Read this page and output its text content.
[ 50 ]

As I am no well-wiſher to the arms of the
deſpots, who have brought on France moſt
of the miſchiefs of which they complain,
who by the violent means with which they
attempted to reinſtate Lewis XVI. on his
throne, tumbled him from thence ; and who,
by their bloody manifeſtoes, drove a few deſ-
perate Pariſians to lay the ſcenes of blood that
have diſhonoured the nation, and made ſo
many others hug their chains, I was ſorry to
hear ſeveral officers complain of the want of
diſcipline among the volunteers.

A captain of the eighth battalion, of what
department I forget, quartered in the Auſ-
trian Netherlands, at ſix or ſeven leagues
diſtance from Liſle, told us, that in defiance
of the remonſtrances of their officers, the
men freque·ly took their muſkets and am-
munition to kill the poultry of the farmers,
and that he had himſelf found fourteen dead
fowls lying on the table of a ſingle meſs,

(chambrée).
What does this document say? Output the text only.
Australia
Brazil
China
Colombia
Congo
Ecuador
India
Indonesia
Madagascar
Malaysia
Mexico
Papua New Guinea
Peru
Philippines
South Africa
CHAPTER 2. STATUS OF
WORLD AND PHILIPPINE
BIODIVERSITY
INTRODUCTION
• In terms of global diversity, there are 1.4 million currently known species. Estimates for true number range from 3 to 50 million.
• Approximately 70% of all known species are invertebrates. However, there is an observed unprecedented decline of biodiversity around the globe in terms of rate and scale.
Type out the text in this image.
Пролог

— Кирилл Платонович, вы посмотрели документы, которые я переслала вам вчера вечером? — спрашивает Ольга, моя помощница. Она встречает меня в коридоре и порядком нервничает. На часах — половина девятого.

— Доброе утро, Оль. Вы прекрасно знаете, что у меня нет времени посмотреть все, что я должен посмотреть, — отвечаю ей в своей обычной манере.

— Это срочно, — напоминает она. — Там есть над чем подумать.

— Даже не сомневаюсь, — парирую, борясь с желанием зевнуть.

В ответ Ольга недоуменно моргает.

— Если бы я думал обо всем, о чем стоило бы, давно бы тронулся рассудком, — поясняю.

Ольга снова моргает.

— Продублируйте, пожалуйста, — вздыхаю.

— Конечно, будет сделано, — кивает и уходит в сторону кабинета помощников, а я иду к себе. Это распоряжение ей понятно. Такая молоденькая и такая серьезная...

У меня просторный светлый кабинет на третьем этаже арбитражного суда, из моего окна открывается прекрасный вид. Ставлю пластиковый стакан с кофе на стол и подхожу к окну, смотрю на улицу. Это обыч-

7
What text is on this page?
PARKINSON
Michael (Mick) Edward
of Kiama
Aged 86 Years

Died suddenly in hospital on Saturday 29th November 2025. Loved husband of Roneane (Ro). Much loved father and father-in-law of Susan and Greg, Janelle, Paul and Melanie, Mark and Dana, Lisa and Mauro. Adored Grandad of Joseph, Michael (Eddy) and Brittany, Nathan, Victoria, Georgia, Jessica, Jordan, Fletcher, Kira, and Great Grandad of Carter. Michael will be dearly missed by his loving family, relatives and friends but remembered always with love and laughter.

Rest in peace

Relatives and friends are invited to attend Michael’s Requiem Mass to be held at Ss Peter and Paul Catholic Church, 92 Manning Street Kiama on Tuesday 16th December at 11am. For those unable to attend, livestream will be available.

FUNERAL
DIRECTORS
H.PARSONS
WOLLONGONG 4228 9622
━━━
## WHAT YOU WILL DO
Extract all lines as given.

## ANSWER TO THE EXERCISE
Read this page and output its text content.
[ 50 ]

As I am no well-wiſher to the arms of the
deſpots, who have brought on France moſt
of the miſchiefs of which they complain,
who by the violent means with which they
attempted to reinſtate Lewis XVI. on his
throne, tumbled him from thence ; and who,
by their bloody manifeſtoes, drove a few deſ-
perate Pariſians to lay the ſcenes of blood that
have diſhonoured the nation, and made ſo
many others hug their chains, I was ſorry to
hear ſeveral officers complain of the want of
diſcipline among the volunteers.

A captain of the eighth battalion, of what
department I forget, quartered in the Auſ-
trian Netherlands, at ſix or ſeven leagues
diſtance from Liſle, told us, that in defiance
of the remonſtrances of their officers, the
men freque·ly took their muſkets and am-
munition to kill the poultry of the farmers,
and that he had himſelf found fourteen dead
fowls lying on the table of a ſingle meſs,

(chambrée).
What does this document say? Output the text only.
Australia
Brazil
China
Colombia
Congo
Ecuador
India
Indonesia
Madagascar
Malaysia
Mexico
Papua New Guinea
Peru
Philippines
South Africa
CHAPTER 2. STATUS OF
WORLD AND PHILIPPINE
BIODIVERSITY
INTRODUCTION
• In terms of global diversity, there are 1.4 million currently known species. Estimates for true number range from 3 to 50 million.
• Approximately 70% of all known species are invertebrates. However, there is an observed unprecedented decline of biodiversity around the globe in terms of rate and scale.
Type out the text in this image.
Пролог

— Кирилл Платонович, вы посмотрели документы, которые я переслала вам вчера вечером? — спрашивает Ольга, моя помощница. Она встречает меня в коридоре и порядком нервничает. На часах — половина девятого.

— Доброе утро, Оль. Вы прекрасно знаете, что у меня нет времени посмотреть все, что я должен посмотреть, — отвечаю ей в своей обычной манере.

— Это срочно, — напоминает она. — Там есть над чем подумать.

— Даже не сомневаюсь, — парирую, борясь с желанием зевнуть.

В ответ Ольга недоуменно моргает.

— Если бы я думал обо всем, о чем стоило бы, давно бы тронулся рассудком, — поясняю.

Ольга снова моргает.

— Продублируйте, пожалуйста, — вздыхаю.

— Конечно, будет сделано, — кивает и уходит в сторону кабинета помощников, а я иду к себе. Это распоряжение ей понятно. Такая молоденькая и такая серьезная...

У меня просторный светлый кабинет на третьем этаже арбитражного суда, из моего окна открывается прекрасный вид. Ставлю пластиковый стакан с кофе на стол и подхожу к окну, смотрю на улицу. Это обыч-

7
What text is on this page?
PARKINSON
Michael (Mick) Edward
of Kiama
Aged 86 Years

Died suddenly in hospital on Saturday 29th November 2025. Loved husband of Roneane (Ro). Much loved father and father-in-law of Susan and Greg, Janelle, Paul and Melanie, Mark and Dana, Lisa and Mauro. Adored Grandad of Joseph, Michael (Eddy) and Brittany, Nathan, Victoria, Georgia, Jessica, Jordan, Fletcher, Kira, and Great Grandad of Carter. Michael will be dearly missed by his loving family, relatives and friends but remembered always with love and laughter.

Rest in peace

Relatives and friends are invited to attend Michael’s Requiem Mass to be held at Ss Peter and Paul Catholic Church, 92 Manning Street Kiama on Tuesday 16th December at 11am. For those unable to attend, livestream will be available.

FUNERAL
DIRECTORS
H.PARSONS
WOLLONGONG 4228 9622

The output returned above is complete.